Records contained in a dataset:
----
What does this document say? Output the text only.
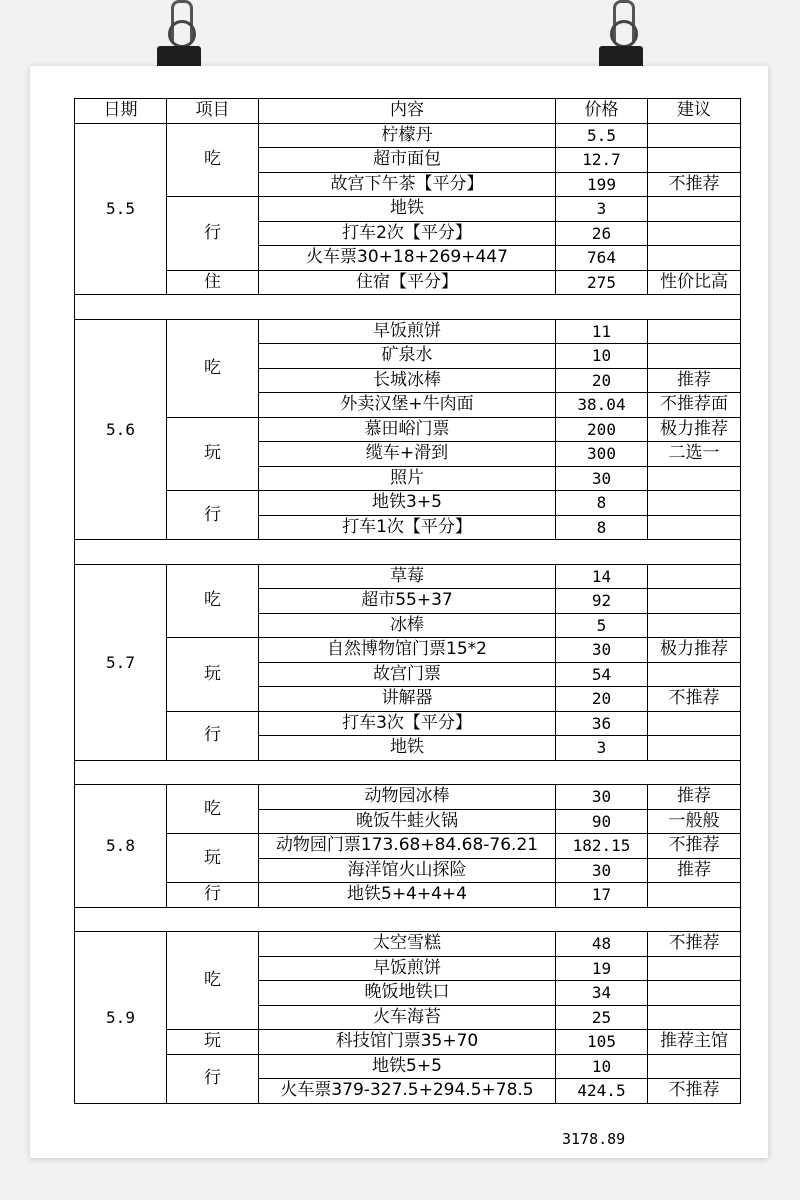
日期	项目	内容	价格	建议
5.5	吃	柠檬丹	5.5	
		超市面包	12.7	
		故宫下午茶【平分】	199	不推荐
	行	地铁	3	
		打车2次【平分】	26	
		火车票30+18+269+447	764	
	住	住宿【平分】	275	性价比高

5.6	吃	早饭煎饼	11	
		矿泉水	10	
		长城冰棒	20	推荐
		外卖汉堡+牛肉面	38.04	不推荐面
	玩	慕田峪门票	200	极力推荐
		缆车+滑到	300	二选一
		照片	30	
	行	地铁3+5	8	
		打车1次【平分】	8	

5.7	吃	草莓	14	
		超市55+37	92	
		冰棒	5	
	玩	自然博物馆门票15*2	30	极力推荐
		故宫门票	54	
		讲解器	20	不推荐
	行	打车3次【平分】	36	
		地铁	3	

5.8	吃	动物园冰棒	30	推荐
		晚饭牛蛙火锅	90	一般般
	玩	动物园门票173.68+84.68-76.21	182.15	不推荐
		海洋馆火山探险	30	推荐
	行	地铁5+4+4+4	17	

5.9	吃	太空雪糕	48	不推荐
		早饭煎饼	19	
		晚饭地铁口	34	
		火车海苔	25	
	玩	科技馆门票35+70	105	推荐主馆
	行	地铁5+5	10	
		火车票379-327.5+294.5+78.5	424.5	不推荐
3178.89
----
The request = In the entries above, some lines may contain the string "极力推荐"; report how many, without additional comment.

In response = 2